SOURCE MATERIAL:
********************
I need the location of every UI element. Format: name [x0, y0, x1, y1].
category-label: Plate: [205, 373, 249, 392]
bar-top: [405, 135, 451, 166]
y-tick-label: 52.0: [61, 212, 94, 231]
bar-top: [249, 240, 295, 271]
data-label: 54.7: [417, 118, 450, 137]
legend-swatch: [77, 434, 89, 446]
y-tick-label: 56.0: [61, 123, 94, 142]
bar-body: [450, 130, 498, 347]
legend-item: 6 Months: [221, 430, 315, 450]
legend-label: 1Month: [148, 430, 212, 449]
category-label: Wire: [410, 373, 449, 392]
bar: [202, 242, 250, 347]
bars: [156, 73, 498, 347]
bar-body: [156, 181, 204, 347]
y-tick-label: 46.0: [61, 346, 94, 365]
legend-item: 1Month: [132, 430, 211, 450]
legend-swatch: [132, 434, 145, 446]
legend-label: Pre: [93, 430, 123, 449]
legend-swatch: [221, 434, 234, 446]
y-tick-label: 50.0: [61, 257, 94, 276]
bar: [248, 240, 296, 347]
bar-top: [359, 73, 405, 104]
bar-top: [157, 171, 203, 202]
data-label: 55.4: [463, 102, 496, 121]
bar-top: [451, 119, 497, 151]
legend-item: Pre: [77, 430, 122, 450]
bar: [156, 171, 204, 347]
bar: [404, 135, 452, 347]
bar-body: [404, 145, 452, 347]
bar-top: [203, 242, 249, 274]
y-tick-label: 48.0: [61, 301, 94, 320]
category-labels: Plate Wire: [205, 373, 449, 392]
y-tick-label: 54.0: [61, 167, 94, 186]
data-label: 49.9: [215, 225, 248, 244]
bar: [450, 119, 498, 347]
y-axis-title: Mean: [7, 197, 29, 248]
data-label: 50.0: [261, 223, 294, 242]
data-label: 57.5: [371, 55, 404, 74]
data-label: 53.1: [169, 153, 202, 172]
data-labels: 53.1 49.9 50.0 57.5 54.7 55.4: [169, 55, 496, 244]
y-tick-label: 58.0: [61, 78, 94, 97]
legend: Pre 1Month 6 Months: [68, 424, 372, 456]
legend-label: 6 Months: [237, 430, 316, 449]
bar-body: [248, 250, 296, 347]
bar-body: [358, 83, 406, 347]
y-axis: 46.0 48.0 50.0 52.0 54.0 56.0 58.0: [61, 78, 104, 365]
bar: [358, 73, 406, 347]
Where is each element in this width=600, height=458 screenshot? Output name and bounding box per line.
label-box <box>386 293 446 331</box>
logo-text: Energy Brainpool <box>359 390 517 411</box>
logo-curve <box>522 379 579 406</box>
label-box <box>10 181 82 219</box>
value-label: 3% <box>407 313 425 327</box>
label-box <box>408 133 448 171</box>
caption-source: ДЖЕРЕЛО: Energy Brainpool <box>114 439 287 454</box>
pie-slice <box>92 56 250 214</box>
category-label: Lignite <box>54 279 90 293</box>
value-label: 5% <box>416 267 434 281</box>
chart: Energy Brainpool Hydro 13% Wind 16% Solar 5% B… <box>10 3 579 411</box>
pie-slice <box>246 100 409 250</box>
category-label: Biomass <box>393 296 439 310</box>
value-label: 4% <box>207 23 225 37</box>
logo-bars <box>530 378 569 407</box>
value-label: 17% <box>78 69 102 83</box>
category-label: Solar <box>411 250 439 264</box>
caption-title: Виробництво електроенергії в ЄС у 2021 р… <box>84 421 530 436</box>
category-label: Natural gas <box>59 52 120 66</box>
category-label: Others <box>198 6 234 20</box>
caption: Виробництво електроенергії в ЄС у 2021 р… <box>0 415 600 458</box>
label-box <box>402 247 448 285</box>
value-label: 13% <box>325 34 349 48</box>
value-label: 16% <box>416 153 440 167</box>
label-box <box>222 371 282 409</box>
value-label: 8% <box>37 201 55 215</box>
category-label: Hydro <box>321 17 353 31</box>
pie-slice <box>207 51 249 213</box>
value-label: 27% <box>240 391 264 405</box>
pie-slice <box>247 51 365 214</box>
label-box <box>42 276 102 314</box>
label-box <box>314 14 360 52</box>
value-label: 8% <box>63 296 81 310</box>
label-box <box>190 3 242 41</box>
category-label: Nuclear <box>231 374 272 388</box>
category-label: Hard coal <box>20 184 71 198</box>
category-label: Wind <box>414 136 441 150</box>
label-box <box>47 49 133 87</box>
********************
THE PROBLEM:
Copy all the records above, replacing every "legend-swatch" with "legend-marker" and leaving everything else unchanged.

FULL ANSWER:
I need the location of every UI element. Format: name [x0, y0, x1, y1].
category-label: Plate: [205, 373, 249, 392]
bar-top: [405, 135, 451, 166]
y-tick-label: 52.0: [61, 212, 94, 231]
bar-top: [249, 240, 295, 271]
data-label: 54.7: [417, 118, 450, 137]
legend-marker: [77, 434, 89, 446]
y-tick-label: 56.0: [61, 123, 94, 142]
bar-body: [450, 130, 498, 347]
legend-item: 6 Months: [221, 430, 315, 450]
legend-label: 1Month: [148, 430, 212, 449]
category-label: Wire: [410, 373, 449, 392]
bar: [202, 242, 250, 347]
bars: [156, 73, 498, 347]
bar-body: [156, 181, 204, 347]
y-tick-label: 46.0: [61, 346, 94, 365]
legend-item: 1Month: [132, 430, 211, 450]
legend-marker: [132, 434, 145, 446]
legend-label: Pre: [93, 430, 123, 449]
legend-marker: [221, 434, 234, 446]
y-tick-label: 50.0: [61, 257, 94, 276]
bar: [248, 240, 296, 347]
bar-top: [359, 73, 405, 104]
bar-top: [157, 171, 203, 202]
data-label: 55.4: [463, 102, 496, 121]
bar-top: [451, 119, 497, 151]
legend-item: Pre: [77, 430, 122, 450]
bar: [156, 171, 204, 347]
bar: [404, 135, 452, 347]
bar-body: [404, 145, 452, 347]
bar-top: [203, 242, 249, 274]
y-tick-label: 48.0: [61, 301, 94, 320]
category-labels: Plate Wire: [205, 373, 449, 392]
y-tick-label: 54.0: [61, 167, 94, 186]
data-label: 49.9: [215, 225, 248, 244]
bar: [450, 119, 498, 347]
y-axis-title: Mean: [7, 197, 29, 248]
data-label: 50.0: [261, 223, 294, 242]
data-label: 57.5: [371, 55, 404, 74]
data-label: 53.1: [169, 153, 202, 172]
data-labels: 53.1 49.9 50.0 57.5 54.7 55.4: [169, 55, 496, 244]
y-tick-label: 58.0: [61, 78, 94, 97]
legend: Pre 1Month 6 Months: [68, 424, 372, 456]
legend-label: 6 Months: [237, 430, 316, 449]
bar-body: [248, 250, 296, 347]
bar-body: [358, 83, 406, 347]
y-axis: 46.0 48.0 50.0 52.0 54.0 56.0 58.0: [61, 78, 104, 365]
bar: [358, 73, 406, 347]
Where is each element in this width=600, height=458 screenshot? Output name and bounding box per line.
label-box <box>386 293 446 331</box>
logo-text: Energy Brainpool <box>359 390 517 411</box>
logo-curve <box>522 379 579 406</box>
label-box <box>10 181 82 219</box>
value-label: 3% <box>407 313 425 327</box>
label-box <box>408 133 448 171</box>
caption-source: ДЖЕРЕЛО: Energy Brainpool <box>114 439 287 454</box>
pie-slice <box>92 56 250 214</box>
category-label: Lignite <box>54 279 90 293</box>
value-label: 5% <box>416 267 434 281</box>
chart: Energy Brainpool Hydro 13% Wind 16% Solar 5% B… <box>10 3 579 411</box>
pie-slice <box>246 100 409 250</box>
category-label: Biomass <box>393 296 439 310</box>
value-label: 4% <box>207 23 225 37</box>
logo-bars <box>530 378 569 407</box>
value-label: 17% <box>78 69 102 83</box>
category-label: Solar <box>411 250 439 264</box>
caption-title: Виробництво електроенергії в ЄС у 2021 р… <box>84 421 530 436</box>
category-label: Natural gas <box>59 52 120 66</box>
category-label: Others <box>198 6 234 20</box>
caption: Виробництво електроенергії в ЄС у 2021 р… <box>0 415 600 458</box>
label-box <box>402 247 448 285</box>
value-label: 13% <box>325 34 349 48</box>
value-label: 16% <box>416 153 440 167</box>
label-box <box>222 371 282 409</box>
value-label: 8% <box>37 201 55 215</box>
category-label: Hydro <box>321 17 353 31</box>
pie-slice <box>207 51 249 213</box>
value-label: 27% <box>240 391 264 405</box>
pie-slice <box>247 51 365 214</box>
label-box <box>42 276 102 314</box>
label-box <box>314 14 360 52</box>
value-label: 8% <box>63 296 81 310</box>
label-box <box>190 3 242 41</box>
category-label: Nuclear <box>231 374 272 388</box>
category-label: Hard coal <box>20 184 71 198</box>
category-label: Wind <box>414 136 441 150</box>
label-box <box>47 49 133 87</box>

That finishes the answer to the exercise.